_WHAT IS NEEDED_: Copy out the listing that follows, exactly, without its pictures.

Saved data entries:
○ ○ ○ ○ ○ ○ ○
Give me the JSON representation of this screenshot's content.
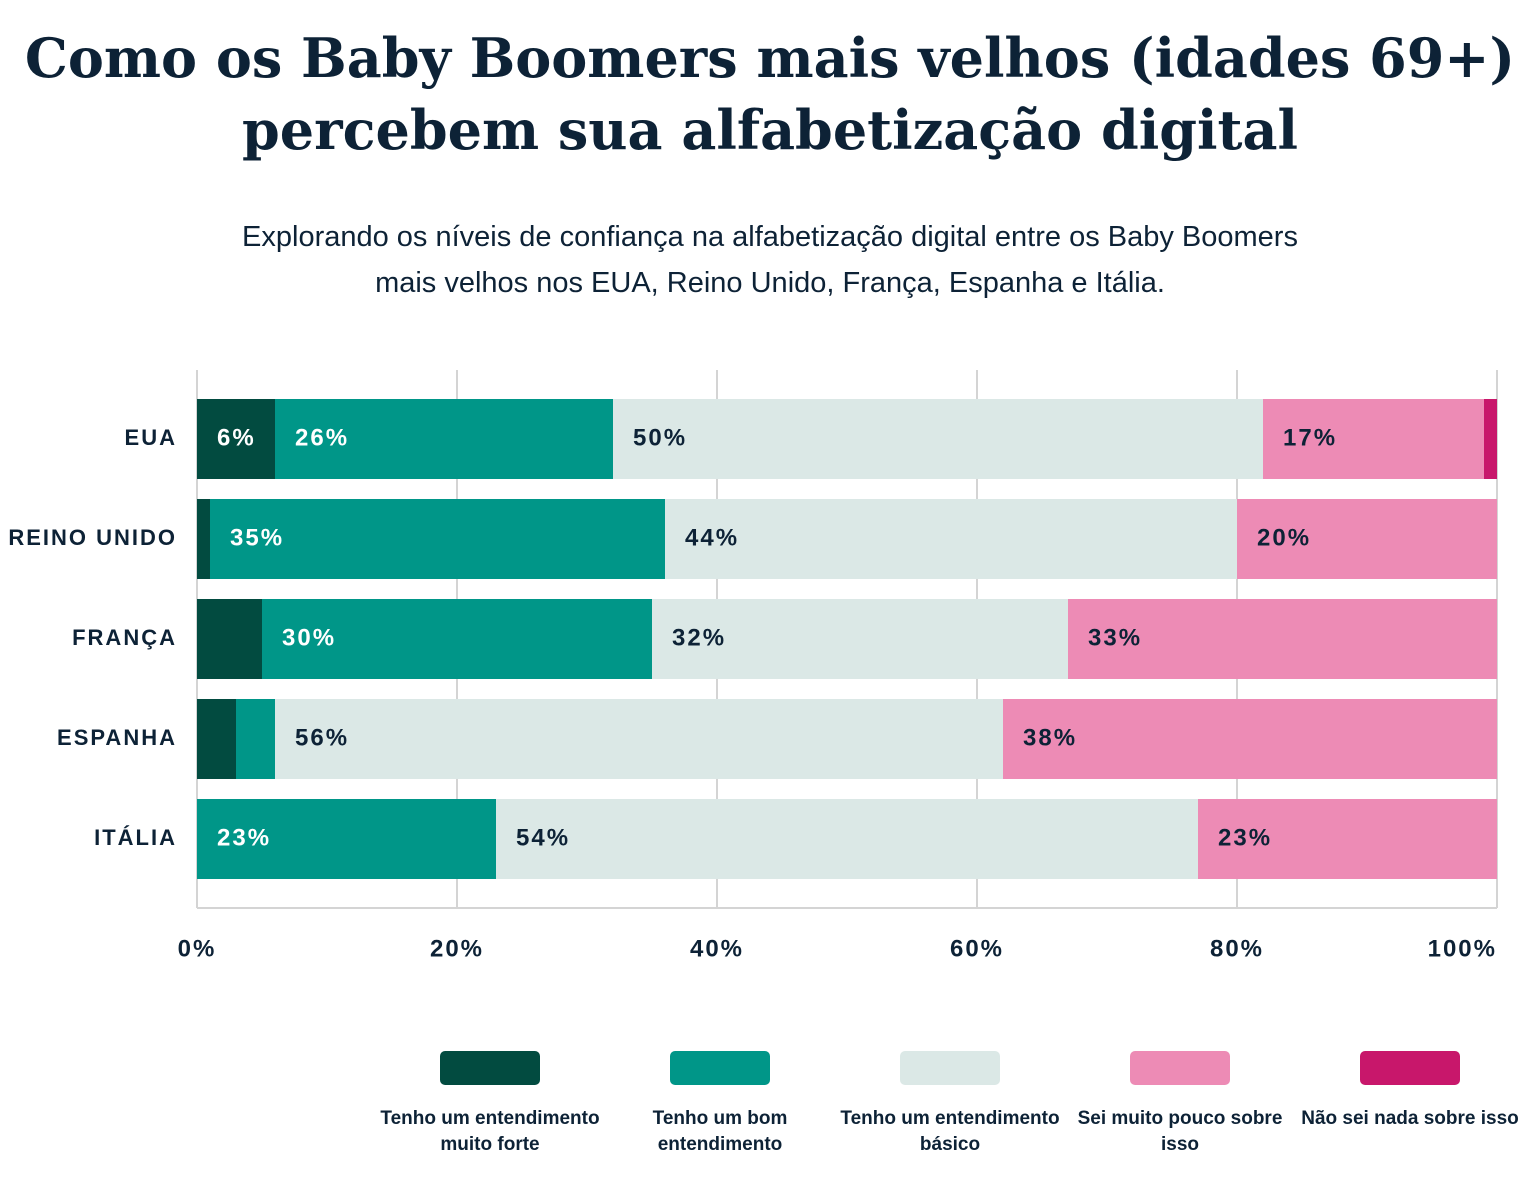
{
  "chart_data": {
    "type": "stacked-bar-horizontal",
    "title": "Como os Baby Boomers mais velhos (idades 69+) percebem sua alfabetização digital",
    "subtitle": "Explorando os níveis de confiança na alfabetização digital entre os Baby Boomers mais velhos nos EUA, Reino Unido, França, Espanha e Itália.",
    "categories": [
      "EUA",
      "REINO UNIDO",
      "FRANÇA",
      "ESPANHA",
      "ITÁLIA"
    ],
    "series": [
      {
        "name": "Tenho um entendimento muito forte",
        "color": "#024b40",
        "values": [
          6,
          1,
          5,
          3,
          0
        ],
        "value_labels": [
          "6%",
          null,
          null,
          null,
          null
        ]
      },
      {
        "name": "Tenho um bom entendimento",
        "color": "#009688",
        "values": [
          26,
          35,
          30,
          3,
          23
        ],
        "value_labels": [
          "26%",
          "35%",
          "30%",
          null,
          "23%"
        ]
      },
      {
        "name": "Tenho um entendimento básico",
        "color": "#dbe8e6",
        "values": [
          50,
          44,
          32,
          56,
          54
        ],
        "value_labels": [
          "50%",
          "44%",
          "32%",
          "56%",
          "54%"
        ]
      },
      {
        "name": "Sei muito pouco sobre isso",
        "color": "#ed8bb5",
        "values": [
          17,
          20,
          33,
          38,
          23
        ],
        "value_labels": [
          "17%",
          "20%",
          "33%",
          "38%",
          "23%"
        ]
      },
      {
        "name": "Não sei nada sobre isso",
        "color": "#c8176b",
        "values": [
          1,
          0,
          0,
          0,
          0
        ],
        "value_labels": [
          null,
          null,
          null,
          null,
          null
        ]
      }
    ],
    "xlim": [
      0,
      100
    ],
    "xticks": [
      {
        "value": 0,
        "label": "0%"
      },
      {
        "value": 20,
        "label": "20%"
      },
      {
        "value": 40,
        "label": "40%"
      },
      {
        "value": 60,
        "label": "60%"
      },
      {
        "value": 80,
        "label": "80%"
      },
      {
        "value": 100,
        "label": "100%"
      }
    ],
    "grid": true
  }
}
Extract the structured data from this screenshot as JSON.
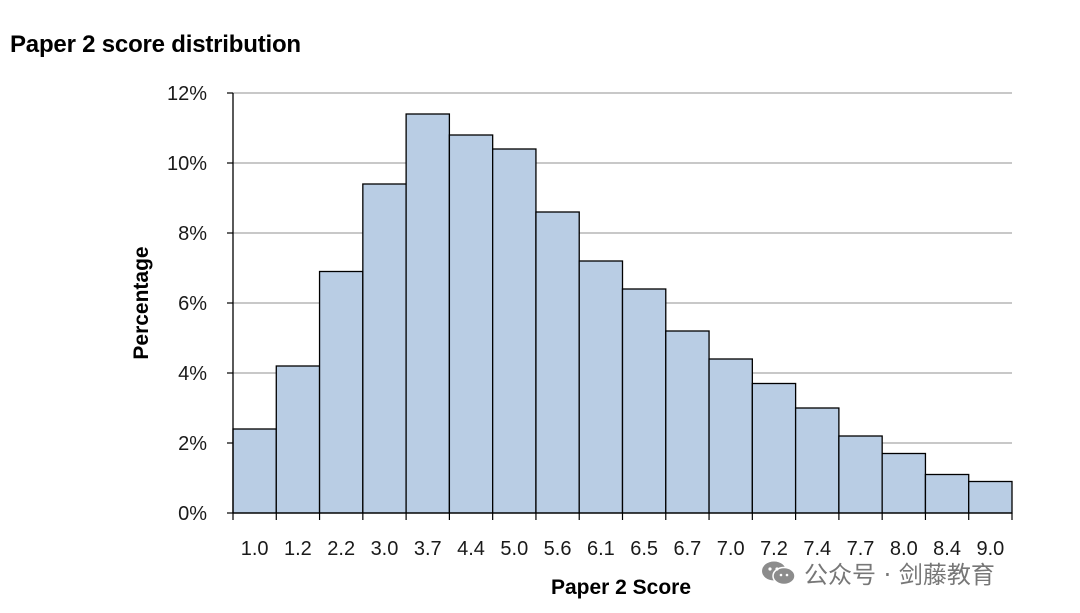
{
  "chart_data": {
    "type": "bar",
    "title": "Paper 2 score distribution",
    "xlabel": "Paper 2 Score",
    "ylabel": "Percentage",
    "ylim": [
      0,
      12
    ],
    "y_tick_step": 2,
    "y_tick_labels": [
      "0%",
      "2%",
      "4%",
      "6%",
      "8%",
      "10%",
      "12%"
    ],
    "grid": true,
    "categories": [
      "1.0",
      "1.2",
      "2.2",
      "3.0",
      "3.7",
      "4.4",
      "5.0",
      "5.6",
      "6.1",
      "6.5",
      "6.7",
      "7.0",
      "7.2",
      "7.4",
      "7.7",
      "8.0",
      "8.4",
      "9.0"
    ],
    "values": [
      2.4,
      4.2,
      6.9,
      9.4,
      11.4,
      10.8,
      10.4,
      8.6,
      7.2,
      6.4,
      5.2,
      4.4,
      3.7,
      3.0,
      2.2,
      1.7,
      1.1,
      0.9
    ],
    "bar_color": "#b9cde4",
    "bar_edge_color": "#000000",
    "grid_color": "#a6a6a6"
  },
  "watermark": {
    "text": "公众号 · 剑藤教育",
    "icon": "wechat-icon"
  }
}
○ ○ ○ ○ ○ ○ ○
_PROBLEM SOLUTION_:
Give me the JSON representation of this screenshot's content.
{
  "chart_data": {
    "type": "stacked-bar-horizontal",
    "title": "Como os Baby Boomers mais velhos (idades 69+) percebem sua alfabetização digital",
    "subtitle": "Explorando os níveis de confiança na alfabetização digital entre os Baby Boomers mais velhos nos EUA, Reino Unido, França, Espanha e Itália.",
    "categories": [
      "EUA",
      "REINO UNIDO",
      "FRANÇA",
      "ESPANHA",
      "ITÁLIA"
    ],
    "series": [
      {
        "name": "Tenho um entendimento muito forte",
        "color": "#024b40",
        "values": [
          6,
          1,
          5,
          3,
          0
        ],
        "value_labels": [
          "6%",
          null,
          null,
          null,
          null
        ]
      },
      {
        "name": "Tenho um bom entendimento",
        "color": "#009688",
        "values": [
          26,
          35,
          30,
          3,
          23
        ],
        "value_labels": [
          "26%",
          "35%",
          "30%",
          null,
          "23%"
        ]
      },
      {
        "name": "Tenho um entendimento básico",
        "color": "#dbe8e6",
        "values": [
          50,
          44,
          32,
          56,
          54
        ],
        "value_labels": [
          "50%",
          "44%",
          "32%",
          "56%",
          "54%"
        ]
      },
      {
        "name": "Sei muito pouco sobre isso",
        "color": "#ed8bb5",
        "values": [
          17,
          20,
          33,
          38,
          23
        ],
        "value_labels": [
          "17%",
          "20%",
          "33%",
          "38%",
          "23%"
        ]
      },
      {
        "name": "Não sei nada sobre isso",
        "color": "#c8176b",
        "values": [
          1,
          0,
          0,
          0,
          0
        ],
        "value_labels": [
          null,
          null,
          null,
          null,
          null
        ]
      }
    ],
    "xlim": [
      0,
      100
    ],
    "xticks": [
      {
        "value": 0,
        "label": "0%"
      },
      {
        "value": 20,
        "label": "20%"
      },
      {
        "value": 40,
        "label": "40%"
      },
      {
        "value": 60,
        "label": "60%"
      },
      {
        "value": 80,
        "label": "80%"
      },
      {
        "value": 100,
        "label": "100%"
      }
    ],
    "grid": true
  }
}
Extract the structured data from this screenshot as JSON.
{
  "chart_data": {
    "type": "bar",
    "title": "Paper 2 score distribution",
    "xlabel": "Paper 2 Score",
    "ylabel": "Percentage",
    "ylim": [
      0,
      12
    ],
    "y_tick_step": 2,
    "y_tick_labels": [
      "0%",
      "2%",
      "4%",
      "6%",
      "8%",
      "10%",
      "12%"
    ],
    "grid": true,
    "categories": [
      "1.0",
      "1.2",
      "2.2",
      "3.0",
      "3.7",
      "4.4",
      "5.0",
      "5.6",
      "6.1",
      "6.5",
      "6.7",
      "7.0",
      "7.2",
      "7.4",
      "7.7",
      "8.0",
      "8.4",
      "9.0"
    ],
    "values": [
      2.4,
      4.2,
      6.9,
      9.4,
      11.4,
      10.8,
      10.4,
      8.6,
      7.2,
      6.4,
      5.2,
      4.4,
      3.7,
      3.0,
      2.2,
      1.7,
      1.1,
      0.9
    ],
    "bar_color": "#b9cde4",
    "bar_edge_color": "#000000",
    "grid_color": "#a6a6a6"
  },
  "watermark": {
    "text": "公众号 · 剑藤教育",
    "icon": "wechat-icon"
  }
}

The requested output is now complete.